§ Work required: Exact repetition is required: output every record in full.

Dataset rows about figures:
________________________
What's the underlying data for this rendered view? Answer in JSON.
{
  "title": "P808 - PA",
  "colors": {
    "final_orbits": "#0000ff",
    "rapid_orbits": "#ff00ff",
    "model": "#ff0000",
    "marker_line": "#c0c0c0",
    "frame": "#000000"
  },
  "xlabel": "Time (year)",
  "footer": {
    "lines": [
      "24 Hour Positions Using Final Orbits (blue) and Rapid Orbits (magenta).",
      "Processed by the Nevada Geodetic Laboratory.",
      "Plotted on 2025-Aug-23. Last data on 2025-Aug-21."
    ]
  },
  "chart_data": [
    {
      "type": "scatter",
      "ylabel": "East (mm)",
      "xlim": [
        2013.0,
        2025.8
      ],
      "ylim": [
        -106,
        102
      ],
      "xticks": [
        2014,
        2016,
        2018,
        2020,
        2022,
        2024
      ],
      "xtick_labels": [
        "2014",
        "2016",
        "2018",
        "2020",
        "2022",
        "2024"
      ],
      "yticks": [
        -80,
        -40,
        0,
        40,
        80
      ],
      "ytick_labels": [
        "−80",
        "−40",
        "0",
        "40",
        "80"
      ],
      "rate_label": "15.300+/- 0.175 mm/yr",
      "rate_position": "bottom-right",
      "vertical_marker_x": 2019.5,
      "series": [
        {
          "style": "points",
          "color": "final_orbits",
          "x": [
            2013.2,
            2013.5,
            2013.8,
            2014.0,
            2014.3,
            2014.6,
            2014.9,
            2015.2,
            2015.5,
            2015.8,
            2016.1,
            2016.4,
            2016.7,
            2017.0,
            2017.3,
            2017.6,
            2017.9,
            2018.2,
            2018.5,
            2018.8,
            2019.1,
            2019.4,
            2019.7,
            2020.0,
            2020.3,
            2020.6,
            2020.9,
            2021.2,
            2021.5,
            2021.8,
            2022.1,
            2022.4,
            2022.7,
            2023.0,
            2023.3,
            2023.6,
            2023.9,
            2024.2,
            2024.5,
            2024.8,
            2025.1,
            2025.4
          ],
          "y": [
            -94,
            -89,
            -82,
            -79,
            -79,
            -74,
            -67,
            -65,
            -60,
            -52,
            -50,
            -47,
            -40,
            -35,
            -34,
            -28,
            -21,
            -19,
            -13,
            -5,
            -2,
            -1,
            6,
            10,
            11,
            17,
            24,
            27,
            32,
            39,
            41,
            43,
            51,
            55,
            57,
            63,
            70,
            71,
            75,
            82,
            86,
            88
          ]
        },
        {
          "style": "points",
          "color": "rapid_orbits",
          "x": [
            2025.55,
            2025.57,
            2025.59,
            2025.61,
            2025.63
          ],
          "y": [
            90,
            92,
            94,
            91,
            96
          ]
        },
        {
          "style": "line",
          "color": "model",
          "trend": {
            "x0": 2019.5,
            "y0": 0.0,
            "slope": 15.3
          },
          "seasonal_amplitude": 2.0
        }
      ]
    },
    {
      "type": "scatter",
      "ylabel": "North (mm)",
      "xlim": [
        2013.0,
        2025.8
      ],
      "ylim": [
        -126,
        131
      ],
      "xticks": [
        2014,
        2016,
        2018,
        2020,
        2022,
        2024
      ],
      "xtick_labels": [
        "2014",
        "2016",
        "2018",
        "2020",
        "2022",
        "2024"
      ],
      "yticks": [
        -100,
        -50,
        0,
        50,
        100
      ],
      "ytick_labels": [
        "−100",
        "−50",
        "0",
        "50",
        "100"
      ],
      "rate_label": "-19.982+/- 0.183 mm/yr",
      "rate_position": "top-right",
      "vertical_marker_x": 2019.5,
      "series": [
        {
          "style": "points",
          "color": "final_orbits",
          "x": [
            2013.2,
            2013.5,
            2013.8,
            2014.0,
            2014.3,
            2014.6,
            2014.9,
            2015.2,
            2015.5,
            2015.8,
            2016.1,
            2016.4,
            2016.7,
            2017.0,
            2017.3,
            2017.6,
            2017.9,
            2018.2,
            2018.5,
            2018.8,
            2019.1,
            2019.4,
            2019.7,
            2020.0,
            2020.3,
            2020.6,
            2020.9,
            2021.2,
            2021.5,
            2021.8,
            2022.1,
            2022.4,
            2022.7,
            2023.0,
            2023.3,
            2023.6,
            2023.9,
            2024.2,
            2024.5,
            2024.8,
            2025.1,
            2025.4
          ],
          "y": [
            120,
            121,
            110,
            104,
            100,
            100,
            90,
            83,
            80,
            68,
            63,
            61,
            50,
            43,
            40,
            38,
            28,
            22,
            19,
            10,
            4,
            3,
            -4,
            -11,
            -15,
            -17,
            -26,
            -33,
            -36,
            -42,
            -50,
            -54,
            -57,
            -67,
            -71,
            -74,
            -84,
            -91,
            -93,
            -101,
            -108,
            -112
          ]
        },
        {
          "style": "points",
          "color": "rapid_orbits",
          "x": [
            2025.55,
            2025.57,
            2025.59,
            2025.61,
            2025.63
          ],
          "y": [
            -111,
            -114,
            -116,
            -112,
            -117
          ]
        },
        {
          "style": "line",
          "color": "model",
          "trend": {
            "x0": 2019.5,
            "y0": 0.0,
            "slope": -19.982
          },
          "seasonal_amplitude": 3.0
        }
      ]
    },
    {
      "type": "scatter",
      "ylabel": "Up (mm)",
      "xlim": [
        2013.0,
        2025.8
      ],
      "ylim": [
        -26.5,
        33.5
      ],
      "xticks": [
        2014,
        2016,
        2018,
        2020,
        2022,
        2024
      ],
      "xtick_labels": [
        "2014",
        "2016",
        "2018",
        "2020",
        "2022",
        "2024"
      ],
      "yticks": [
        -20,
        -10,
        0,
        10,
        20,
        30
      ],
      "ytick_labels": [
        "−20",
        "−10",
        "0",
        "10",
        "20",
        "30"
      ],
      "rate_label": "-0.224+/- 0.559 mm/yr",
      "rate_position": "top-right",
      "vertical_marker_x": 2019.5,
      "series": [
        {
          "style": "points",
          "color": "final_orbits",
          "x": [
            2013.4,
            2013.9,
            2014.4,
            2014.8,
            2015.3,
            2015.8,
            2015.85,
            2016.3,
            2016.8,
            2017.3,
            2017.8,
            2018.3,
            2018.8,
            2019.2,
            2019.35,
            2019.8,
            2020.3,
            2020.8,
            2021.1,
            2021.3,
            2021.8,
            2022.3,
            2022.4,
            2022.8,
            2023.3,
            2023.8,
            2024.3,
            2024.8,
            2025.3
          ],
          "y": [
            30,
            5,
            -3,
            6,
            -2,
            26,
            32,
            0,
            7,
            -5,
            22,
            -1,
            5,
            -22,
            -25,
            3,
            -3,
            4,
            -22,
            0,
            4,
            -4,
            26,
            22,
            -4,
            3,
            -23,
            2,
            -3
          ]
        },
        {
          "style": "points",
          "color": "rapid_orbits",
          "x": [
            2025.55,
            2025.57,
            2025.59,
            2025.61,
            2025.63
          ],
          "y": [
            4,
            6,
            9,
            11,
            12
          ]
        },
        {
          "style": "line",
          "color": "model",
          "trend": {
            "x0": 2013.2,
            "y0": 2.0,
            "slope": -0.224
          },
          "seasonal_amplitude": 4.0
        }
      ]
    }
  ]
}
________________________
§ Output below:
What's the underlying data for this rendered view? Answer in JSON.
{
  "title": "P808 - PA",
  "colors": {
    "final_orbits": "#0000ff",
    "rapid_orbits": "#ff00ff",
    "model": "#ff0000",
    "marker_line": "#c0c0c0",
    "frame": "#000000"
  },
  "xlabel": "Time (year)",
  "footer": {
    "lines": [
      "24 Hour Positions Using Final Orbits (blue) and Rapid Orbits (magenta).",
      "Processed by the Nevada Geodetic Laboratory.",
      "Plotted on 2025-Aug-23. Last data on 2025-Aug-21."
    ]
  },
  "chart_data": [
    {
      "type": "scatter",
      "ylabel": "East (mm)",
      "xlim": [
        2013.0,
        2025.8
      ],
      "ylim": [
        -106,
        102
      ],
      "xticks": [
        2014,
        2016,
        2018,
        2020,
        2022,
        2024
      ],
      "xtick_labels": [
        "2014",
        "2016",
        "2018",
        "2020",
        "2022",
        "2024"
      ],
      "yticks": [
        -80,
        -40,
        0,
        40,
        80
      ],
      "ytick_labels": [
        "−80",
        "−40",
        "0",
        "40",
        "80"
      ],
      "rate_label": "15.300+/- 0.175 mm/yr",
      "rate_position": "bottom-right",
      "vertical_marker_x": 2019.5,
      "series": [
        {
          "style": "points",
          "color": "final_orbits",
          "x": [
            2013.2,
            2013.5,
            2013.8,
            2014.0,
            2014.3,
            2014.6,
            2014.9,
            2015.2,
            2015.5,
            2015.8,
            2016.1,
            2016.4,
            2016.7,
            2017.0,
            2017.3,
            2017.6,
            2017.9,
            2018.2,
            2018.5,
            2018.8,
            2019.1,
            2019.4,
            2019.7,
            2020.0,
            2020.3,
            2020.6,
            2020.9,
            2021.2,
            2021.5,
            2021.8,
            2022.1,
            2022.4,
            2022.7,
            2023.0,
            2023.3,
            2023.6,
            2023.9,
            2024.2,
            2024.5,
            2024.8,
            2025.1,
            2025.4
          ],
          "y": [
            -94,
            -89,
            -82,
            -79,
            -79,
            -74,
            -67,
            -65,
            -60,
            -52,
            -50,
            -47,
            -40,
            -35,
            -34,
            -28,
            -21,
            -19,
            -13,
            -5,
            -2,
            -1,
            6,
            10,
            11,
            17,
            24,
            27,
            32,
            39,
            41,
            43,
            51,
            55,
            57,
            63,
            70,
            71,
            75,
            82,
            86,
            88
          ]
        },
        {
          "style": "points",
          "color": "rapid_orbits",
          "x": [
            2025.55,
            2025.57,
            2025.59,
            2025.61,
            2025.63
          ],
          "y": [
            90,
            92,
            94,
            91,
            96
          ]
        },
        {
          "style": "line",
          "color": "model",
          "trend": {
            "x0": 2019.5,
            "y0": 0.0,
            "slope": 15.3
          },
          "seasonal_amplitude": 2.0
        }
      ]
    },
    {
      "type": "scatter",
      "ylabel": "North (mm)",
      "xlim": [
        2013.0,
        2025.8
      ],
      "ylim": [
        -126,
        131
      ],
      "xticks": [
        2014,
        2016,
        2018,
        2020,
        2022,
        2024
      ],
      "xtick_labels": [
        "2014",
        "2016",
        "2018",
        "2020",
        "2022",
        "2024"
      ],
      "yticks": [
        -100,
        -50,
        0,
        50,
        100
      ],
      "ytick_labels": [
        "−100",
        "−50",
        "0",
        "50",
        "100"
      ],
      "rate_label": "-19.982+/- 0.183 mm/yr",
      "rate_position": "top-right",
      "vertical_marker_x": 2019.5,
      "series": [
        {
          "style": "points",
          "color": "final_orbits",
          "x": [
            2013.2,
            2013.5,
            2013.8,
            2014.0,
            2014.3,
            2014.6,
            2014.9,
            2015.2,
            2015.5,
            2015.8,
            2016.1,
            2016.4,
            2016.7,
            2017.0,
            2017.3,
            2017.6,
            2017.9,
            2018.2,
            2018.5,
            2018.8,
            2019.1,
            2019.4,
            2019.7,
            2020.0,
            2020.3,
            2020.6,
            2020.9,
            2021.2,
            2021.5,
            2021.8,
            2022.1,
            2022.4,
            2022.7,
            2023.0,
            2023.3,
            2023.6,
            2023.9,
            2024.2,
            2024.5,
            2024.8,
            2025.1,
            2025.4
          ],
          "y": [
            120,
            121,
            110,
            104,
            100,
            100,
            90,
            83,
            80,
            68,
            63,
            61,
            50,
            43,
            40,
            38,
            28,
            22,
            19,
            10,
            4,
            3,
            -4,
            -11,
            -15,
            -17,
            -26,
            -33,
            -36,
            -42,
            -50,
            -54,
            -57,
            -67,
            -71,
            -74,
            -84,
            -91,
            -93,
            -101,
            -108,
            -112
          ]
        },
        {
          "style": "points",
          "color": "rapid_orbits",
          "x": [
            2025.55,
            2025.57,
            2025.59,
            2025.61,
            2025.63
          ],
          "y": [
            -111,
            -114,
            -116,
            -112,
            -117
          ]
        },
        {
          "style": "line",
          "color": "model",
          "trend": {
            "x0": 2019.5,
            "y0": 0.0,
            "slope": -19.982
          },
          "seasonal_amplitude": 3.0
        }
      ]
    },
    {
      "type": "scatter",
      "ylabel": "Up (mm)",
      "xlim": [
        2013.0,
        2025.8
      ],
      "ylim": [
        -26.5,
        33.5
      ],
      "xticks": [
        2014,
        2016,
        2018,
        2020,
        2022,
        2024
      ],
      "xtick_labels": [
        "2014",
        "2016",
        "2018",
        "2020",
        "2022",
        "2024"
      ],
      "yticks": [
        -20,
        -10,
        0,
        10,
        20,
        30
      ],
      "ytick_labels": [
        "−20",
        "−10",
        "0",
        "10",
        "20",
        "30"
      ],
      "rate_label": "-0.224+/- 0.559 mm/yr",
      "rate_position": "top-right",
      "vertical_marker_x": 2019.5,
      "series": [
        {
          "style": "points",
          "color": "final_orbits",
          "x": [
            2013.4,
            2013.9,
            2014.4,
            2014.8,
            2015.3,
            2015.8,
            2015.85,
            2016.3,
            2016.8,
            2017.3,
            2017.8,
            2018.3,
            2018.8,
            2019.2,
            2019.35,
            2019.8,
            2020.3,
            2020.8,
            2021.1,
            2021.3,
            2021.8,
            2022.3,
            2022.4,
            2022.8,
            2023.3,
            2023.8,
            2024.3,
            2024.8,
            2025.3
          ],
          "y": [
            30,
            5,
            -3,
            6,
            -2,
            26,
            32,
            0,
            7,
            -5,
            22,
            -1,
            5,
            -22,
            -25,
            3,
            -3,
            4,
            -22,
            0,
            4,
            -4,
            26,
            22,
            -4,
            3,
            -23,
            2,
            -3
          ]
        },
        {
          "style": "points",
          "color": "rapid_orbits",
          "x": [
            2025.55,
            2025.57,
            2025.59,
            2025.61,
            2025.63
          ],
          "y": [
            4,
            6,
            9,
            11,
            12
          ]
        },
        {
          "style": "line",
          "color": "model",
          "trend": {
            "x0": 2013.2,
            "y0": 2.0,
            "slope": -0.224
          },
          "seasonal_amplitude": 4.0
        }
      ]
    }
  ]
}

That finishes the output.